Stored entries:
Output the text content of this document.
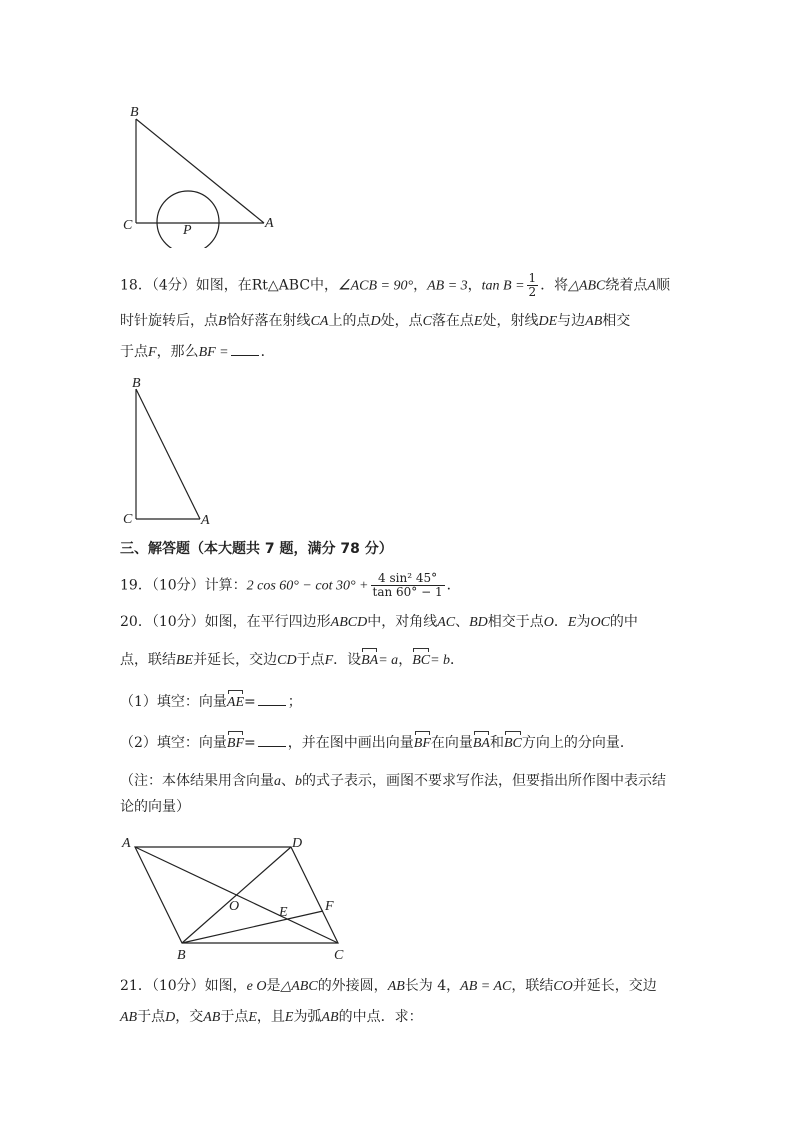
B
C	A
P
18．（4分）如图，在Rt△ABC中，∠ACB = 90°，AB = 3，$\tan B = \frac{1}{2}$ ．将△ABC绕着点A顺
时针旋转后，点B恰好落在射线CA上的点D处，点C落在点E处，射线DE与边AB相交
于点F，那么BF = ．
B
C	A
三、解答题（本大题共 7 题，满分 78 分）
19．（10分）计算：2 $\cos 60^\circ - \cot 30^\circ + \frac{\text{4 sin² 45°}}{\tan 60^\circ - 1}$ ．
20．（10分）如图，在平行四边形ABCD中，对角线AC、BD相交于点O．E为OC的中
点，联结BE并延长，交边CD于点F．设BA= a，BC= b．
（1）填空：向量AE= ；
（2）填空：向量BF= ，并在图中画出向量BF在向量BA和BC方向上的分向量．
（注：本体结果用含向量a、b的式子表示，画图不要求写作法，但要指出所作图中表示结
论的向量）
A	D
O	E	F
B	C
21．（10分）如图，e O是△ABC的外接圆，AB长为 4，AB = AC，联结CO并延长，交边
AB于点D，交AB于点E，且E为弧AB的中点．求：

**Set exercise**
Every line above should be returned exactly; the pictures stay out.

**Finished task**
Output the text content of this document.
B
C	A
P
18．（4分）如图，在Rt△ABC中，∠ACB = 90°，AB = 3，$\tan B = \frac{1}{2}$ ．将△ABC绕着点A顺
时针旋转后，点B恰好落在射线CA上的点D处，点C落在点E处，射线DE与边AB相交
于点F，那么BF = ．
B
C	A
三、解答题（本大题共 7 题，满分 78 分）
19．（10分）计算：2 $\cos 60^\circ - \cot 30^\circ + \frac{\text{4 sin² 45°}}{\tan 60^\circ - 1}$ ．
20．（10分）如图，在平行四边形ABCD中，对角线AC、BD相交于点O．E为OC的中
点，联结BE并延长，交边CD于点F．设BA= a，BC= b．
（1）填空：向量AE= ；
（2）填空：向量BF= ，并在图中画出向量BF在向量BA和BC方向上的分向量．
（注：本体结果用含向量a、b的式子表示，画图不要求写作法，但要指出所作图中表示结
论的向量）
A	D
O	E	F
B	C
21．（10分）如图，e O是△ABC的外接圆，AB长为 4，AB = AC，联结CO并延长，交边
AB于点D，交AB于点E，且E为弧AB的中点．求：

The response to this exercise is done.